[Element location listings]

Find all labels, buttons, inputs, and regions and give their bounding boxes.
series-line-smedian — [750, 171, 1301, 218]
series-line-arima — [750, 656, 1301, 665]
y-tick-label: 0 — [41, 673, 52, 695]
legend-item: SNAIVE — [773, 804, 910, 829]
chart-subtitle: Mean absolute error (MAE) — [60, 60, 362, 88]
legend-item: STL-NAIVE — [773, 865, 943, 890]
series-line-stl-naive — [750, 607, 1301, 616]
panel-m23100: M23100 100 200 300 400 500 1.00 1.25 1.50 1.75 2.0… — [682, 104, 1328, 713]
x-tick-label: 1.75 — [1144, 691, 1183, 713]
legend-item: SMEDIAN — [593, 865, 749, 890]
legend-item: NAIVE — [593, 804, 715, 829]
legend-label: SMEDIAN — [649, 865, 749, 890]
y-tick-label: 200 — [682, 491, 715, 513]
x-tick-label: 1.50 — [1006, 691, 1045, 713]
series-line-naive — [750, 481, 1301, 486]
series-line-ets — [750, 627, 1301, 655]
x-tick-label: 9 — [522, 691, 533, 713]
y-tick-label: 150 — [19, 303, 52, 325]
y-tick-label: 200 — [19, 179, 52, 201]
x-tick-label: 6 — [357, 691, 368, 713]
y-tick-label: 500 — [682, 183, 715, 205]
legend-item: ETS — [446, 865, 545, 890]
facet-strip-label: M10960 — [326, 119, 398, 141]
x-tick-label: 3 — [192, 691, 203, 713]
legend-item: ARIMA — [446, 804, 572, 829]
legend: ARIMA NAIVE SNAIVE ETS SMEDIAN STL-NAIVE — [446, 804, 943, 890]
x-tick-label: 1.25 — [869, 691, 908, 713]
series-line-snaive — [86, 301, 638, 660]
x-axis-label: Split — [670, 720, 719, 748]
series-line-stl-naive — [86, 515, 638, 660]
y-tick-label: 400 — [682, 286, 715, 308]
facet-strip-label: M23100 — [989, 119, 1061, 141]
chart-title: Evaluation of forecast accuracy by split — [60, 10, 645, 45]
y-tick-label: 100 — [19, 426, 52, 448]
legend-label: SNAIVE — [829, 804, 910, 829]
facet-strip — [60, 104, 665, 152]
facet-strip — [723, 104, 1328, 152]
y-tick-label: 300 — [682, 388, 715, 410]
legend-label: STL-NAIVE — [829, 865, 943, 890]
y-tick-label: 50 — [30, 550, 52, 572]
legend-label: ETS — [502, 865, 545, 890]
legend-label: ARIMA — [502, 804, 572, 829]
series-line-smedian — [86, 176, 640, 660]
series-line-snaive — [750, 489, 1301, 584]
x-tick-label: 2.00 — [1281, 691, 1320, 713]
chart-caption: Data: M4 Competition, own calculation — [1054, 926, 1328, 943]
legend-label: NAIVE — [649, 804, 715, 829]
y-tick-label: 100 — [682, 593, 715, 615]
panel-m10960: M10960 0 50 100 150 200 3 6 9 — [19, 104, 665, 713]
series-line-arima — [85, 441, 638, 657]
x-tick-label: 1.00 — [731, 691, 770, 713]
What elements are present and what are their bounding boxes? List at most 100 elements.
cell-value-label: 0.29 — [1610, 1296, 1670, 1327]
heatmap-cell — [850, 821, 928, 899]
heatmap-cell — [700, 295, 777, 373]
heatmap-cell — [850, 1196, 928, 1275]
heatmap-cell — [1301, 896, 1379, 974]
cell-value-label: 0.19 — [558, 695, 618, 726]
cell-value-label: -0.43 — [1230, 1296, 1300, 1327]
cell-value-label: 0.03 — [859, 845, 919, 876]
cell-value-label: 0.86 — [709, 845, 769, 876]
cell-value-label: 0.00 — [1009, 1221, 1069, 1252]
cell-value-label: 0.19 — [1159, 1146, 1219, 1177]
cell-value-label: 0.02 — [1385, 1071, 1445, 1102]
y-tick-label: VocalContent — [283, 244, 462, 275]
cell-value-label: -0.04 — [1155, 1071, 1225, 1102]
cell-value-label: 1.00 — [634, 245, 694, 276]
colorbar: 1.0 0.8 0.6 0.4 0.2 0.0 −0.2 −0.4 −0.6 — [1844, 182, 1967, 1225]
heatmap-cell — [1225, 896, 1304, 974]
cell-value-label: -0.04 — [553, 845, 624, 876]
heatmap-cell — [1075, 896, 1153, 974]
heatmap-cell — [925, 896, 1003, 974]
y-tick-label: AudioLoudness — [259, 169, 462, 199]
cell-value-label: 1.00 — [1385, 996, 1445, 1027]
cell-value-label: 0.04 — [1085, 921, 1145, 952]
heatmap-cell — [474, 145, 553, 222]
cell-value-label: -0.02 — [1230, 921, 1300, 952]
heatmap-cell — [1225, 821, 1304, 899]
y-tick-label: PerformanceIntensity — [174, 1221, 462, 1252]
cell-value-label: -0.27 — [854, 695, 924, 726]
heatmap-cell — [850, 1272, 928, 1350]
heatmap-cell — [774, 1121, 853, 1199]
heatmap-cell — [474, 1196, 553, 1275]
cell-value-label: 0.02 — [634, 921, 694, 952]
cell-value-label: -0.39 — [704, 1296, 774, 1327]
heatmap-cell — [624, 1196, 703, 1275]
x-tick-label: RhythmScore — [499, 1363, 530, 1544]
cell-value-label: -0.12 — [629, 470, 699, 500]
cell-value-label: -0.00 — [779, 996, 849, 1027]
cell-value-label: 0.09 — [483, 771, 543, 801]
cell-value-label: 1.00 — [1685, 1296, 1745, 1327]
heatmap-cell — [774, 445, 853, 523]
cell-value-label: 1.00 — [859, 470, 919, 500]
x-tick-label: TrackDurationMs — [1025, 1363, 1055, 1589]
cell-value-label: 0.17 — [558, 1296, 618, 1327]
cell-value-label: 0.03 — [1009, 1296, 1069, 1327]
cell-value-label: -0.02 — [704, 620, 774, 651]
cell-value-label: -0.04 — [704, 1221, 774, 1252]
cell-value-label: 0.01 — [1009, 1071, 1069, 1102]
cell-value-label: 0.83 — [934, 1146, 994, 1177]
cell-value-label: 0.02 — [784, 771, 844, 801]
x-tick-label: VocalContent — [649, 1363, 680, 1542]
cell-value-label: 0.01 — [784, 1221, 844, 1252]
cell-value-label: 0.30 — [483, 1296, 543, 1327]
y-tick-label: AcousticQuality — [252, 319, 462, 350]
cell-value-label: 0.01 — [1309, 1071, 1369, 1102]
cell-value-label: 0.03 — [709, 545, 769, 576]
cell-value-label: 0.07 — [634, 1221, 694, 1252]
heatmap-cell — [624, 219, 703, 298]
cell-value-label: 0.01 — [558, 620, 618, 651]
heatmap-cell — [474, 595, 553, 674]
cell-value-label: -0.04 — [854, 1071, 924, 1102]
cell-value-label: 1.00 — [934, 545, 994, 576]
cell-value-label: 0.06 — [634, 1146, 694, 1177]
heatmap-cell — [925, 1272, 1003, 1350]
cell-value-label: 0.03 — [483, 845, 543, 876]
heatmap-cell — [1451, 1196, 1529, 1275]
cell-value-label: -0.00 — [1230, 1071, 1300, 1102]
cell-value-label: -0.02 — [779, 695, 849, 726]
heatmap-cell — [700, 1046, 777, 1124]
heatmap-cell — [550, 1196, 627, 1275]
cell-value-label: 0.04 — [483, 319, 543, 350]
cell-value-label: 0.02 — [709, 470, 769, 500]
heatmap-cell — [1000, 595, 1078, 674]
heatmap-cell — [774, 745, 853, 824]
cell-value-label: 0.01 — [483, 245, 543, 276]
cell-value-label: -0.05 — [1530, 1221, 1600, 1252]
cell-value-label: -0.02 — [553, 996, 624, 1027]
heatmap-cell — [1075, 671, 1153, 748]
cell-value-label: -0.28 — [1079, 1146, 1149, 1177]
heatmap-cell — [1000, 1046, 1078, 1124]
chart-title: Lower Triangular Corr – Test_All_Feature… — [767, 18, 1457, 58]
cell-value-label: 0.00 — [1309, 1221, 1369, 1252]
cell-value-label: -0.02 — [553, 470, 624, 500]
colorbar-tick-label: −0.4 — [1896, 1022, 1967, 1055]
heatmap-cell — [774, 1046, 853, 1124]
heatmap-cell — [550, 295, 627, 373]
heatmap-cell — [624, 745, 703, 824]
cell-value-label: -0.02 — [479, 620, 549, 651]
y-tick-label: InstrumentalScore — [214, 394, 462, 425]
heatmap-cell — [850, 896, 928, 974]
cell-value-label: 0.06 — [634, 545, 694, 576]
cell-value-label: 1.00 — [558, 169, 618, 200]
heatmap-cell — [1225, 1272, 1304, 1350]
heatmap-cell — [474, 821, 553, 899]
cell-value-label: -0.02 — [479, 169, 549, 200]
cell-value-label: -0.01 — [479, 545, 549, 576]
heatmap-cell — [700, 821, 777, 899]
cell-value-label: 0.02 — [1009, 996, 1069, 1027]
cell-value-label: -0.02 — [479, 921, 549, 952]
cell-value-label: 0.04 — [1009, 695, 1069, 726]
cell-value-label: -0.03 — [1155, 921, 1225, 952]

[EXERCISE BRIEF] Rewrite the stretch from the start of the records through the line containing "y-tick-label: 200 — [682, 491, 715, 513]", changing every "legend-item" to "legend-entry" and leaving all else unchanged. Return only those lines.

[FINAL ANSWER]
Find all labels, buttons, inputs, and regions and give their bounding boxes.
series-line-smedian — [750, 171, 1301, 218]
series-line-arima — [750, 656, 1301, 665]
y-tick-label: 0 — [41, 673, 52, 695]
legend-entry: SNAIVE — [773, 804, 910, 829]
chart-subtitle: Mean absolute error (MAE) — [60, 60, 362, 88]
legend-entry: STL-NAIVE — [773, 865, 943, 890]
series-line-stl-naive — [750, 607, 1301, 616]
panel-m23100: M23100 100 200 300 400 500 1.00 1.25 1.50 1.75 2.0… — [682, 104, 1328, 713]
x-tick-label: 1.75 — [1144, 691, 1183, 713]
legend-entry: SMEDIAN — [593, 865, 749, 890]
legend-entry: NAIVE — [593, 804, 715, 829]
legend-label: SMEDIAN — [649, 865, 749, 890]
y-tick-label: 200 — [682, 491, 715, 513]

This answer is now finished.